─── Dataset records

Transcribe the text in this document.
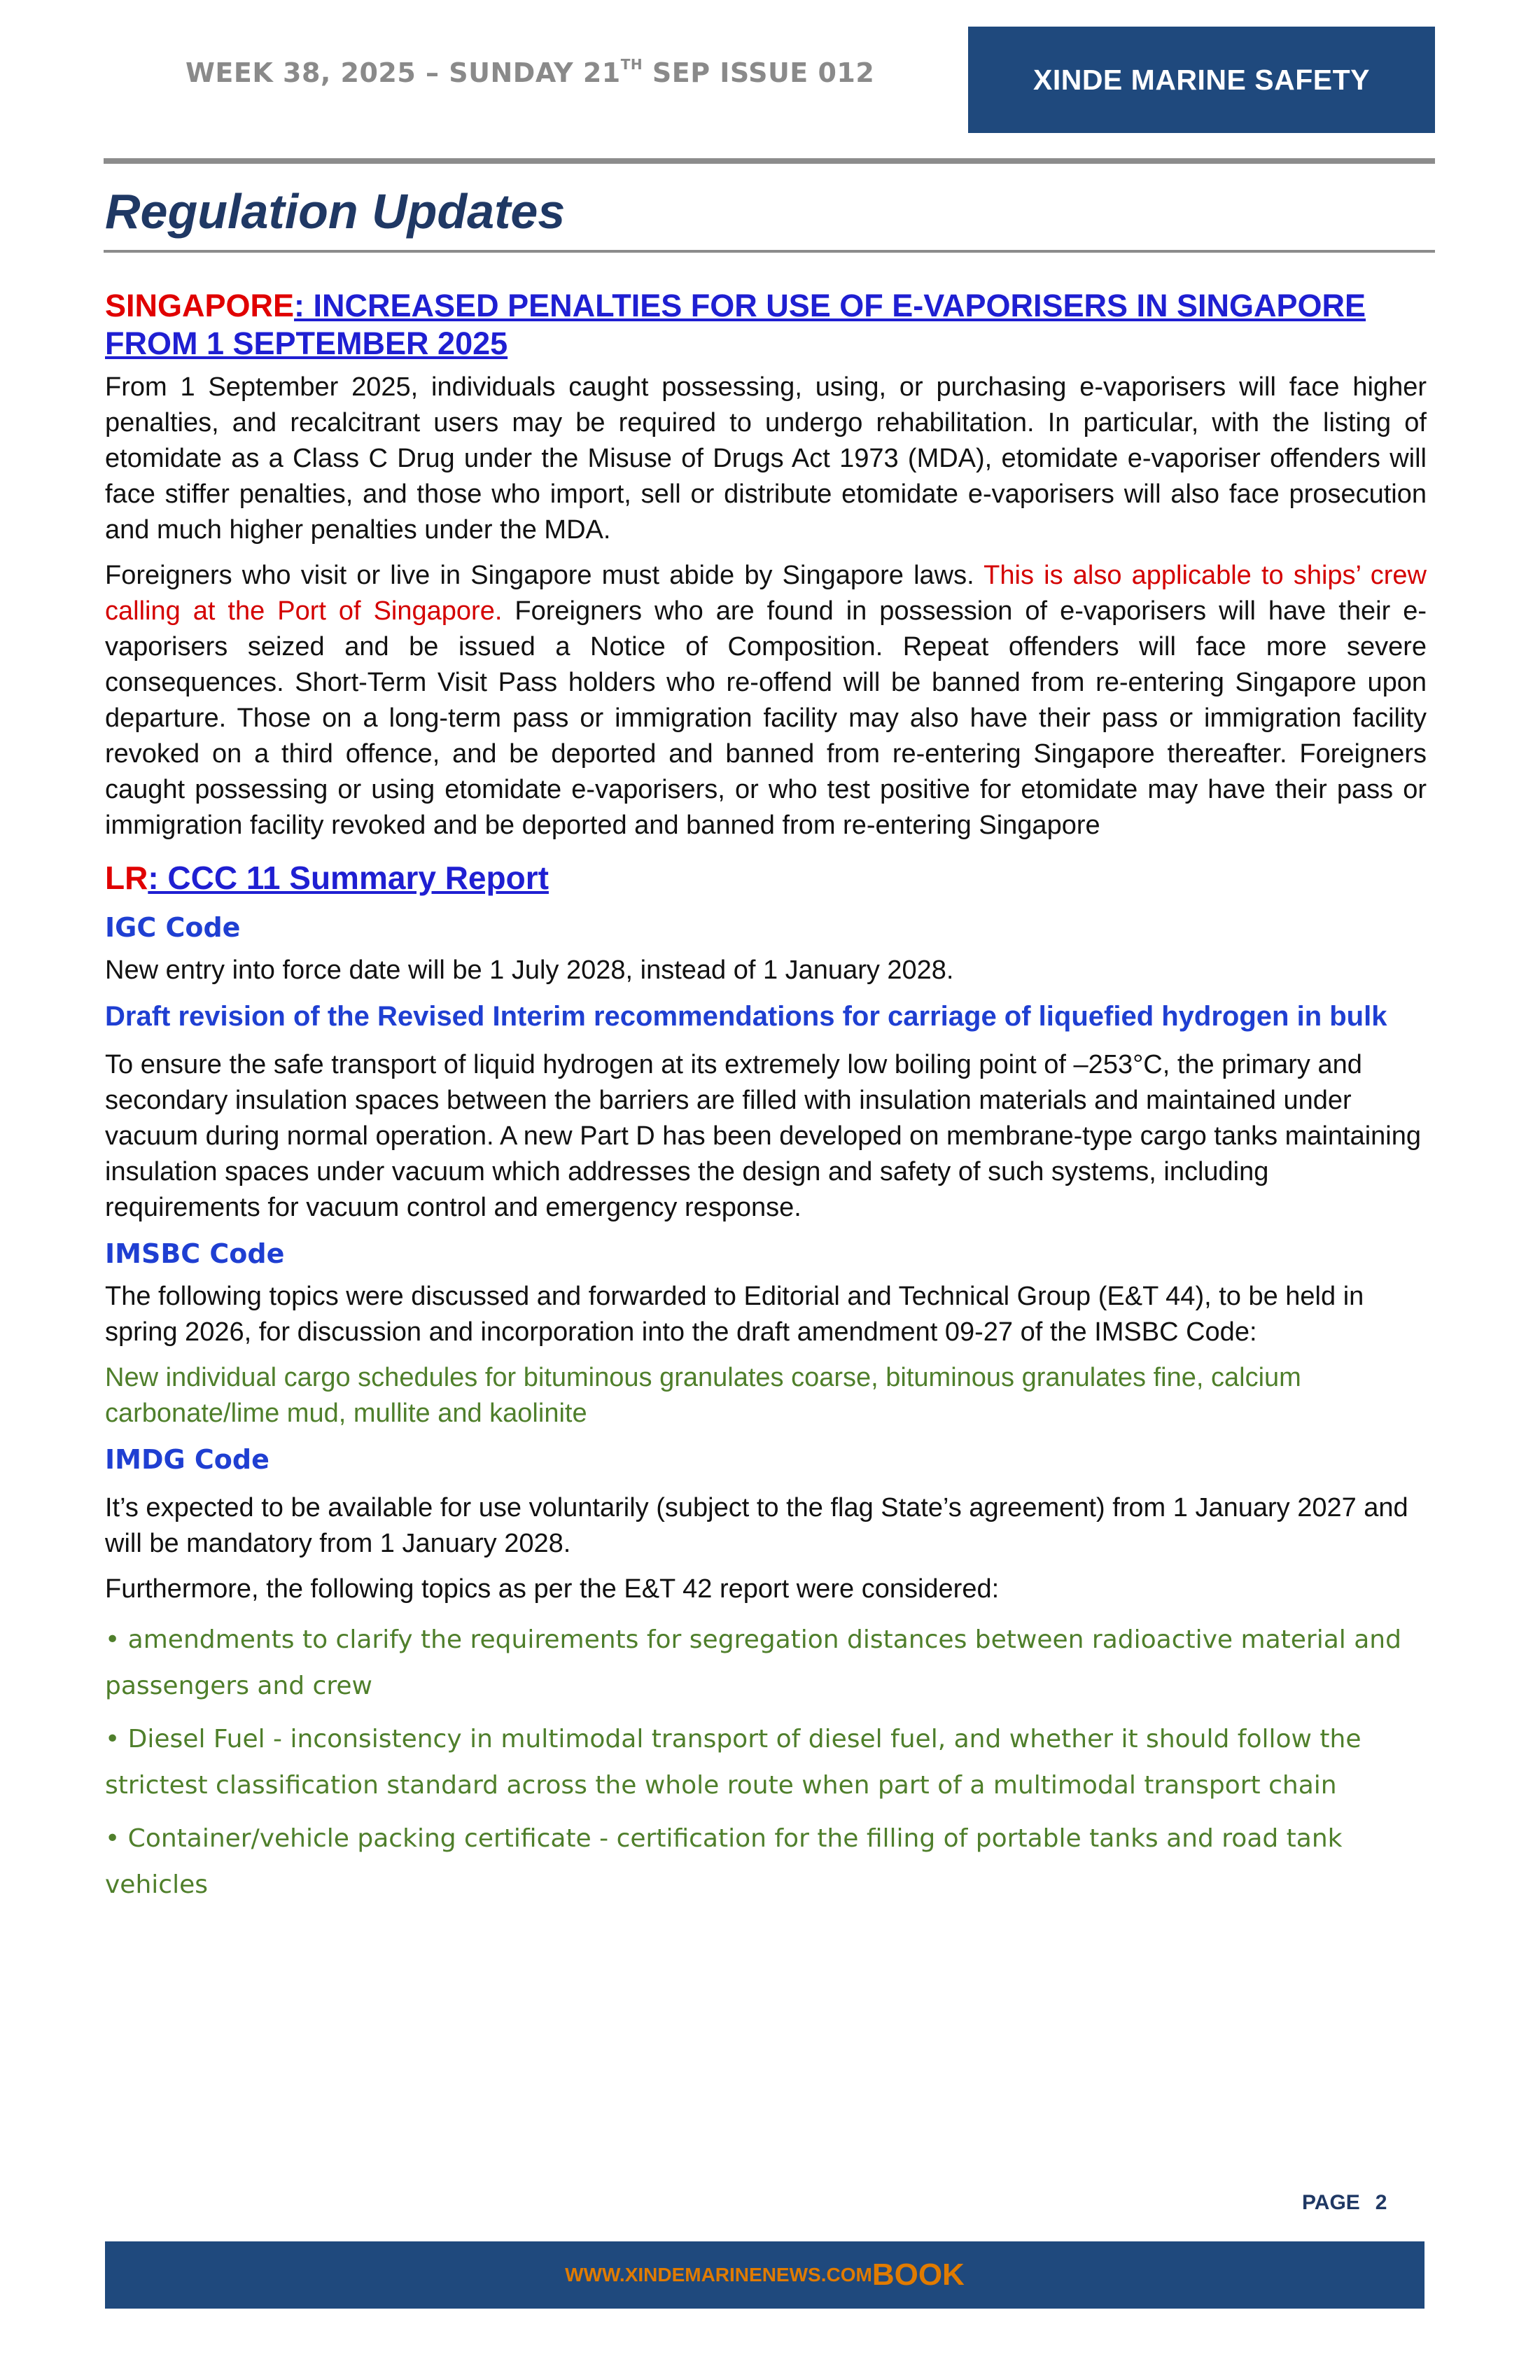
WEEK 38, 2025 – SUNDAY 21TH SEP ISSUE 012	XINDE MARINE SAFETY
Regulation Updates
SINGAPORE: INCREASED PENALTIES FOR USE OF E-VAPORISERS IN SINGAPORE FROM 1 SEPTEMBER 2025

From 1 September 2025, individuals caught possessing, using, or purchasing e-vaporisers will face higher penalties, and recalcitrant users may be required to undergo rehabilitation. In particular, with the listing of etomidate as a Class C Drug under the Misuse of Drugs Act 1973 (MDA), etomidate e-vaporiser offenders will face stiffer penalties, and those who import, sell or distribute etomidate e-vaporisers will also face prosecution and much higher penalties under the MDA.

Foreigners who visit or live in Singapore must abide by Singapore laws. This is also applicable to ships’ crew calling at the Port of Singapore. Foreigners who are found in possession of e-vaporisers will have their e-vaporisers seized and be issued a Notice of Composition. Repeat offenders will face more severe consequences. Short-Term Visit Pass holders who re-offend will be banned from re-entering Singapore upon departure. Those on a long-term pass or immigration facility may also have their pass or immigration facility revoked on a third offence, and be deported and banned from re-entering Singapore thereafter. Foreigners caught possessing or using etomidate e-vaporisers, or who test positive for etomidate may have their pass or immigration facility revoked and be deported and banned from re-entering Singapore

LR: CCC 11 Summary Report
IGC Code

New entry into force date will be 1 July 2028, instead of 1 January 2028.

Draft revision of the Revised Interim recommendations for carriage of liquefied hydrogen in bulk

To ensure the safe transport of liquid hydrogen at its extremely low boiling point of –253°C, the primary and secondary insulation spaces between the barriers are filled with insulation materials and maintained under vacuum during normal operation. A new Part D has been developed on membrane-type cargo tanks maintaining insulation spaces under vacuum which addresses the design and safety of such systems, including requirements for vacuum control and emergency response.

IMSBC Code

The following topics were discussed and forwarded to Editorial and Technical Group (E&T 44), to be held in spring 2026, for discussion and incorporation into the draft amendment 09-27 of the IMSBC Code:

New individual cargo schedules for bituminous granulates coarse, bituminous granulates fine, calcium carbonate/lime mud, mullite and kaolinite

IMDG Code

It’s expected to be available for use voluntarily (subject to the flag State’s agreement) from 1 January 2027 and will be mandatory from 1 January 2028.

Furthermore, the following topics as per the E&T 42 report were considered:

• amendments to clarify the requirements for segregation distances between radioactive material and passengers and crew

• Diesel Fuel - inconsistency in multimodal transport of diesel fuel, and whether it should follow the strictest classification standard across the whole route when part of a multimodal transport chain

• Container/vehicle packing certificate - certification for the filling of portable tanks and road tank vehicles

PAGE 2
WWW.XINDEMARINENEWS.COM BOOK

──────

(Objective): Sift through the entries and copy every line with "also".

(Exercise output):
From 1 September 2025, individuals caught possessing, using, or purchasing e-vaporisers will face higher penalties, and recalcitrant users may be required to undergo rehabilitation. In particular, with the listing of etomidate as a Class C Drug under the Misuse of Drugs Act 1973 (MDA), etomidate e-vaporiser offenders will face stiffer penalties, and those who import, sell or distribute etomidate e-vaporisers will also face prosecution and much higher penalties under the MDA.
Foreigners who visit or live in Singapore must abide by Singapore laws. This is also applicable to ships’ crew calling at the Port of Singapore. Foreigners who are found in possession of e-vaporisers will have their e-vaporisers seized and be issued a Notice of Composition. Repeat offenders will face more severe consequences. Short-Term Visit Pass holders who re-offend will be banned from re-entering Singapore upon departure. Those on a long-term pass or immigration facility may also have their pass or immigration facility revoked on a third offence, and be deported and banned from re-entering Singapore thereafter. Foreigners caught possessing or using etomidate e-vaporisers, or who test positive for etomidate may have their pass or immigration facility revoked and be deported and banned from re-entering Singapore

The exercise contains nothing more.